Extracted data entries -
▽

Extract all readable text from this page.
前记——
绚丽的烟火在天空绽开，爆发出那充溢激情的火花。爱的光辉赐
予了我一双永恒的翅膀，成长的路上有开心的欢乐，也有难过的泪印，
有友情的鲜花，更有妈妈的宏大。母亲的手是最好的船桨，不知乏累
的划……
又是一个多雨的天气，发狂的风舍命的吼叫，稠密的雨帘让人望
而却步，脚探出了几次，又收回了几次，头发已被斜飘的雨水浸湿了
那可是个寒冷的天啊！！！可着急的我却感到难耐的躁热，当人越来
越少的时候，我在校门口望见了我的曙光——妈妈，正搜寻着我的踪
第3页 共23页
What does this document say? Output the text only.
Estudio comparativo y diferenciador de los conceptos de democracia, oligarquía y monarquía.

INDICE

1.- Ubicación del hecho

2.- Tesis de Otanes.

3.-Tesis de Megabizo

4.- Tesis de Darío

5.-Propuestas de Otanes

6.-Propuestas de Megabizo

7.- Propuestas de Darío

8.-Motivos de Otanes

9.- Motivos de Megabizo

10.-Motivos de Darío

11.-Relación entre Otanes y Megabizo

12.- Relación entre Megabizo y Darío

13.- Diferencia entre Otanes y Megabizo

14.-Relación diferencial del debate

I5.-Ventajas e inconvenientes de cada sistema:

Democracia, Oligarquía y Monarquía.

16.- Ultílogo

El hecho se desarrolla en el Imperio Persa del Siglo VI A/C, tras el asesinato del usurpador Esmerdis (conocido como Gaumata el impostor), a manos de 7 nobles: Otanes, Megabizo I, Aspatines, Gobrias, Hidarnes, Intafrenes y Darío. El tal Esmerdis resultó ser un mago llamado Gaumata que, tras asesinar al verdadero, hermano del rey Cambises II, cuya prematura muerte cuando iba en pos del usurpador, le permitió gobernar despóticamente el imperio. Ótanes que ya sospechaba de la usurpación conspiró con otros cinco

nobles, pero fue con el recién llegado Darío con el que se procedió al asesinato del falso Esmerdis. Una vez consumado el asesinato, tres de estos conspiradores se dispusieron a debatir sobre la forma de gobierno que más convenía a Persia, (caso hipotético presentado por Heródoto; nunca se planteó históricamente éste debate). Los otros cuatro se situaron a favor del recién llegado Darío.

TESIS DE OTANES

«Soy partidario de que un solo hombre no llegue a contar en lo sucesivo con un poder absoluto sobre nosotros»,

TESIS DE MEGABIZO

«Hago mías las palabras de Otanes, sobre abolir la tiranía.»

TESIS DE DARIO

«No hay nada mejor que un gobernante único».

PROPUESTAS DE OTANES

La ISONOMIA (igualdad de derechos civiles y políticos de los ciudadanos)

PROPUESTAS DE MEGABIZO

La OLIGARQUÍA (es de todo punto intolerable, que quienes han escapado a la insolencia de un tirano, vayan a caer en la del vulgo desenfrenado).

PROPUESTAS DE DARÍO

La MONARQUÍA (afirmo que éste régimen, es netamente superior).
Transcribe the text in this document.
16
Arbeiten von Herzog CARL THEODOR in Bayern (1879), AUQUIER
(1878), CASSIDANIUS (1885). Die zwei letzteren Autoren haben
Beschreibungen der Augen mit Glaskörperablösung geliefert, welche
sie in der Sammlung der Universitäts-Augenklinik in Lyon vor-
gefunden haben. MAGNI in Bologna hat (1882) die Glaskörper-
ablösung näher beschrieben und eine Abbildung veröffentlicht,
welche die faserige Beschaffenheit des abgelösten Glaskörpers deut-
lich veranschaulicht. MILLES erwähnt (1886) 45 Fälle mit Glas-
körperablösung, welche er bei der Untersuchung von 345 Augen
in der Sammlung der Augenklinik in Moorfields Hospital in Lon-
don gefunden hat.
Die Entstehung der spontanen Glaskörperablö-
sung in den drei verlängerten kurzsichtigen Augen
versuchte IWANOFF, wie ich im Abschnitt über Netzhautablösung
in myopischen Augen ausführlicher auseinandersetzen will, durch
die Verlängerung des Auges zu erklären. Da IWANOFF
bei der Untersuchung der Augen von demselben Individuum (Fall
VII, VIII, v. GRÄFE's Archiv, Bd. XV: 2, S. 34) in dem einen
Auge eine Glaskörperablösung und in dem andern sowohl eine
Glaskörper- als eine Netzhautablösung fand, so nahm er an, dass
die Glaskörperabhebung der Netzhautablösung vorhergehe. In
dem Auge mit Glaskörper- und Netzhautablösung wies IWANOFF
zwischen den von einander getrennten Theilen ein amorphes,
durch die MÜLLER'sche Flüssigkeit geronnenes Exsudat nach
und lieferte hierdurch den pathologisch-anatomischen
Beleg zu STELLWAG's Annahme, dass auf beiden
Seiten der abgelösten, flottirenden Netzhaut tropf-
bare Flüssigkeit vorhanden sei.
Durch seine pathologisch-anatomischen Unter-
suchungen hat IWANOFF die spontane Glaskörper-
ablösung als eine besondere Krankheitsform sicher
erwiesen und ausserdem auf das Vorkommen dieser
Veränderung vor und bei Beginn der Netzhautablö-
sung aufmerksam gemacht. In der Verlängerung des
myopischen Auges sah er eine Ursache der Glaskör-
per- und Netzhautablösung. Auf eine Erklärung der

△

Problem description - In the records above, find each line holding "Flüssigkeit" and copy it.

Solution -
durch die MÜLLER'sche Flüssigkeit geronnenes Exsudat nach
bare Flüssigkeit vorhanden sei.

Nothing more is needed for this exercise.